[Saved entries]
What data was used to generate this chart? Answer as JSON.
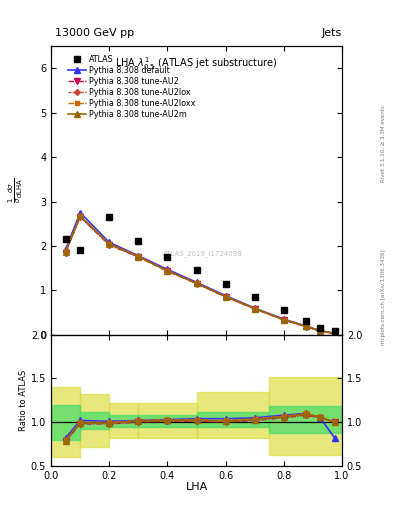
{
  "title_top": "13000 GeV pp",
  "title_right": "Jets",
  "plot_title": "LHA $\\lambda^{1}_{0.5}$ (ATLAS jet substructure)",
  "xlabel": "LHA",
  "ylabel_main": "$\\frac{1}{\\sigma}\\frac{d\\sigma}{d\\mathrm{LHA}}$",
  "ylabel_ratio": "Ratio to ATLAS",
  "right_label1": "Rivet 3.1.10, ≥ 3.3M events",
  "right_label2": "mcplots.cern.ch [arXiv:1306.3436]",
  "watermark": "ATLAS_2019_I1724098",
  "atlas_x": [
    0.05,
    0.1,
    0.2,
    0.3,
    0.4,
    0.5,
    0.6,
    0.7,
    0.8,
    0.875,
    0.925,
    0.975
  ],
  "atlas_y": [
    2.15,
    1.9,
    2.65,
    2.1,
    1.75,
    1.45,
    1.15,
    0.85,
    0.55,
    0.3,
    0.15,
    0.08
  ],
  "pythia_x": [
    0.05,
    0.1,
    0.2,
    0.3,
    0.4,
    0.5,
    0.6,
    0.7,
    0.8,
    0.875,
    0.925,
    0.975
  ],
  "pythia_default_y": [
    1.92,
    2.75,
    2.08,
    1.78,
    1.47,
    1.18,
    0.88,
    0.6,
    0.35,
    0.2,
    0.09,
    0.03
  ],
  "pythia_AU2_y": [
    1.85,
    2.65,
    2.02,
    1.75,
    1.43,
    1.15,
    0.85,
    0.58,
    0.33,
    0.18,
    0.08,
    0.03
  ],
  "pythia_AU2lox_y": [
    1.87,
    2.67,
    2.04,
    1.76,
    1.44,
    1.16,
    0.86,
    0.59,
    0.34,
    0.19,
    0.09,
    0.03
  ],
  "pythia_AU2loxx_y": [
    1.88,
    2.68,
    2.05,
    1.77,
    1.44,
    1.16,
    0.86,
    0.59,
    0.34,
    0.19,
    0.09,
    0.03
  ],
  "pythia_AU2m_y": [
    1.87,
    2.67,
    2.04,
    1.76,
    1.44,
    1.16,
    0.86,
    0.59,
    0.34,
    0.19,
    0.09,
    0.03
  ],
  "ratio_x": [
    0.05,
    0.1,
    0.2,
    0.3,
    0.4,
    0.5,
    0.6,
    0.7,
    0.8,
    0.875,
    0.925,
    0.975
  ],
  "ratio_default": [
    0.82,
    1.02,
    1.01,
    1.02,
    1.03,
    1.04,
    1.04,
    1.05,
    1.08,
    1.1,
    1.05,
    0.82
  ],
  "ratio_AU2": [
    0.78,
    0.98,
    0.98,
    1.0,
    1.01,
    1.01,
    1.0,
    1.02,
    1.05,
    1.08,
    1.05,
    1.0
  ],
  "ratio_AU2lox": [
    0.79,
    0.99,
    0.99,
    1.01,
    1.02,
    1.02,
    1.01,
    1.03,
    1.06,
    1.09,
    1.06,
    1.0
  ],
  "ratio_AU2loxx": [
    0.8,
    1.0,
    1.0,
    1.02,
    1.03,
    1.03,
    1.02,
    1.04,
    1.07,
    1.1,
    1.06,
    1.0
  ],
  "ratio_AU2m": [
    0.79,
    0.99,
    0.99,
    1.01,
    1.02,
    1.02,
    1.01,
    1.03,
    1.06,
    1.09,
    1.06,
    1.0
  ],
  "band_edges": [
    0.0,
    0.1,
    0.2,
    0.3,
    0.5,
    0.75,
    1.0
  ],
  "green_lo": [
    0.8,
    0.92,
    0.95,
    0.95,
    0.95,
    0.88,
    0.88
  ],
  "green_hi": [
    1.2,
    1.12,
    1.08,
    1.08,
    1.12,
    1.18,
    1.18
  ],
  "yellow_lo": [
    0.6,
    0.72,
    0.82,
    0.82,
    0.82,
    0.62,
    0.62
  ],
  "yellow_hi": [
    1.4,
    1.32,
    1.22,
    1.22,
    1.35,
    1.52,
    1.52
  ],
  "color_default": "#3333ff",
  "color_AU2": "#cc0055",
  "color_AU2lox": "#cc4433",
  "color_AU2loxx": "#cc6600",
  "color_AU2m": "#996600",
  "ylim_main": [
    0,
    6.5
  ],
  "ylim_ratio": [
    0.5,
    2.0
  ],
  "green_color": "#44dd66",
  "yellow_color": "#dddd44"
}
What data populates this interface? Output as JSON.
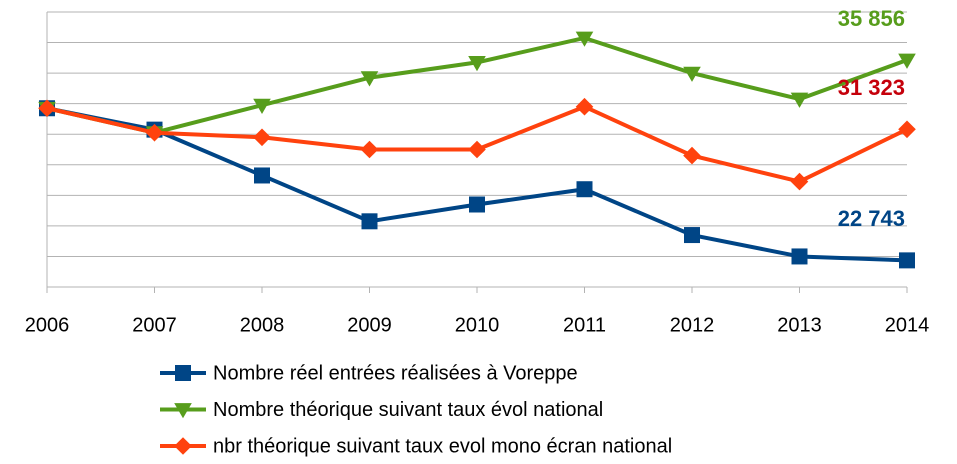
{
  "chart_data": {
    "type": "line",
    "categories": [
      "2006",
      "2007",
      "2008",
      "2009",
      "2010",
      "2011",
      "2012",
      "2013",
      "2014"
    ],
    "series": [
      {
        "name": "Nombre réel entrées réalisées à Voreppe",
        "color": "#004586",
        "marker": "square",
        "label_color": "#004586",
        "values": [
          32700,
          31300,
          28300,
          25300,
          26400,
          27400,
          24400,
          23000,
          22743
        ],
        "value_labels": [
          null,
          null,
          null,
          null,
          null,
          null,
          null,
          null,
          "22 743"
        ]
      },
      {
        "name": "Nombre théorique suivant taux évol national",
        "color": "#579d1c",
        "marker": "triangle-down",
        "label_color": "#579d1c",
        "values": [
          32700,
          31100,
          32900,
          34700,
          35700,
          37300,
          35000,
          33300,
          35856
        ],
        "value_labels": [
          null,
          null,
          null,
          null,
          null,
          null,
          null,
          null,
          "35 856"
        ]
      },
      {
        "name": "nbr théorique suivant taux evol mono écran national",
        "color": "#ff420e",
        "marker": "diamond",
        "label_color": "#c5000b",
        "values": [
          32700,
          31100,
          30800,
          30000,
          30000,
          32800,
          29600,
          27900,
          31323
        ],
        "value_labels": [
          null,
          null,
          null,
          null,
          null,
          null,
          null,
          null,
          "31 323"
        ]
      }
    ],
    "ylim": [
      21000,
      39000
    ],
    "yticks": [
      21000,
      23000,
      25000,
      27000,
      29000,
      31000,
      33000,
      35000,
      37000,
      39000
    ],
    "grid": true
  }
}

> [Problem details] Copy the whole of the material above exactly, but not its images.

> [Complete response]
What data was used to generate this chart? Answer as JSON.
{
  "title_top": "13000 GeV pp",
  "title_right": "Jets",
  "plot_title": "LHA $\\lambda^{1}_{0.5}$ (ATLAS jet substructure)",
  "xlabel": "LHA",
  "ylabel_main": "$\\frac{1}{\\sigma}\\frac{d\\sigma}{d\\mathrm{LHA}}$",
  "ylabel_ratio": "Ratio to ATLAS",
  "right_label1": "Rivet 3.1.10, ≥ 3.3M events",
  "right_label2": "mcplots.cern.ch [arXiv:1306.3436]",
  "watermark": "ATLAS_2019_I1724098",
  "atlas_x": [
    0.05,
    0.1,
    0.2,
    0.3,
    0.4,
    0.5,
    0.6,
    0.7,
    0.8,
    0.875,
    0.925,
    0.975
  ],
  "atlas_y": [
    2.15,
    1.9,
    2.65,
    2.1,
    1.75,
    1.45,
    1.15,
    0.85,
    0.55,
    0.3,
    0.15,
    0.08
  ],
  "pythia_x": [
    0.05,
    0.1,
    0.2,
    0.3,
    0.4,
    0.5,
    0.6,
    0.7,
    0.8,
    0.875,
    0.925,
    0.975
  ],
  "pythia_default_y": [
    1.92,
    2.75,
    2.08,
    1.78,
    1.47,
    1.18,
    0.88,
    0.6,
    0.35,
    0.2,
    0.09,
    0.03
  ],
  "pythia_AU2_y": [
    1.85,
    2.65,
    2.02,
    1.75,
    1.43,
    1.15,
    0.85,
    0.58,
    0.33,
    0.18,
    0.08,
    0.03
  ],
  "pythia_AU2lox_y": [
    1.87,
    2.67,
    2.04,
    1.76,
    1.44,
    1.16,
    0.86,
    0.59,
    0.34,
    0.19,
    0.09,
    0.03
  ],
  "pythia_AU2loxx_y": [
    1.88,
    2.68,
    2.05,
    1.77,
    1.44,
    1.16,
    0.86,
    0.59,
    0.34,
    0.19,
    0.09,
    0.03
  ],
  "pythia_AU2m_y": [
    1.87,
    2.67,
    2.04,
    1.76,
    1.44,
    1.16,
    0.86,
    0.59,
    0.34,
    0.19,
    0.09,
    0.03
  ],
  "ratio_x": [
    0.05,
    0.1,
    0.2,
    0.3,
    0.4,
    0.5,
    0.6,
    0.7,
    0.8,
    0.875,
    0.925,
    0.975
  ],
  "ratio_default": [
    0.82,
    1.02,
    1.01,
    1.02,
    1.03,
    1.04,
    1.04,
    1.05,
    1.08,
    1.1,
    1.05,
    0.82
  ],
  "ratio_AU2": [
    0.78,
    0.98,
    0.98,
    1.0,
    1.01,
    1.01,
    1.0,
    1.02,
    1.05,
    1.08,
    1.05,
    1.0
  ],
  "ratio_AU2lox": [
    0.79,
    0.99,
    0.99,
    1.01,
    1.02,
    1.02,
    1.01,
    1.03,
    1.06,
    1.09,
    1.06,
    1.0
  ],
  "ratio_AU2loxx": [
    0.8,
    1.0,
    1.0,
    1.02,
    1.03,
    1.03,
    1.02,
    1.04,
    1.07,
    1.1,
    1.06,
    1.0
  ],
  "ratio_AU2m": [
    0.79,
    0.99,
    0.99,
    1.01,
    1.02,
    1.02,
    1.01,
    1.03,
    1.06,
    1.09,
    1.06,
    1.0
  ],
  "band_edges": [
    0.0,
    0.1,
    0.2,
    0.3,
    0.5,
    0.75,
    1.0
  ],
  "green_lo": [
    0.8,
    0.92,
    0.95,
    0.95,
    0.95,
    0.88,
    0.88
  ],
  "green_hi": [
    1.2,
    1.12,
    1.08,
    1.08,
    1.12,
    1.18,
    1.18
  ],
  "yellow_lo": [
    0.6,
    0.72,
    0.82,
    0.82,
    0.82,
    0.62,
    0.62
  ],
  "yellow_hi": [
    1.4,
    1.32,
    1.22,
    1.22,
    1.35,
    1.52,
    1.52
  ],
  "color_default": "#3333ff",
  "color_AU2": "#cc0055",
  "color_AU2lox": "#cc4433",
  "color_AU2loxx": "#cc6600",
  "color_AU2m": "#996600",
  "ylim_main": [
    0,
    6.5
  ],
  "ylim_ratio": [
    0.5,
    2.0
  ],
  "green_color": "#44dd66",
  "yellow_color": "#dddd44"
}
What data populates this interface? Output as JSON.
{
  "chart_data": {
    "type": "line",
    "categories": [
      "2006",
      "2007",
      "2008",
      "2009",
      "2010",
      "2011",
      "2012",
      "2013",
      "2014"
    ],
    "series": [
      {
        "name": "Nombre réel entrées réalisées à Voreppe",
        "color": "#004586",
        "marker": "square",
        "label_color": "#004586",
        "values": [
          32700,
          31300,
          28300,
          25300,
          26400,
          27400,
          24400,
          23000,
          22743
        ],
        "value_labels": [
          null,
          null,
          null,
          null,
          null,
          null,
          null,
          null,
          "22 743"
        ]
      },
      {
        "name": "Nombre théorique suivant taux évol national",
        "color": "#579d1c",
        "marker": "triangle-down",
        "label_color": "#579d1c",
        "values": [
          32700,
          31100,
          32900,
          34700,
          35700,
          37300,
          35000,
          33300,
          35856
        ],
        "value_labels": [
          null,
          null,
          null,
          null,
          null,
          null,
          null,
          null,
          "35 856"
        ]
      },
      {
        "name": "nbr théorique suivant taux evol mono écran national",
        "color": "#ff420e",
        "marker": "diamond",
        "label_color": "#c5000b",
        "values": [
          32700,
          31100,
          30800,
          30000,
          30000,
          32800,
          29600,
          27900,
          31323
        ],
        "value_labels": [
          null,
          null,
          null,
          null,
          null,
          null,
          null,
          null,
          "31 323"
        ]
      }
    ],
    "ylim": [
      21000,
      39000
    ],
    "yticks": [
      21000,
      23000,
      25000,
      27000,
      29000,
      31000,
      33000,
      35000,
      37000,
      39000
    ],
    "grid": true
  }
}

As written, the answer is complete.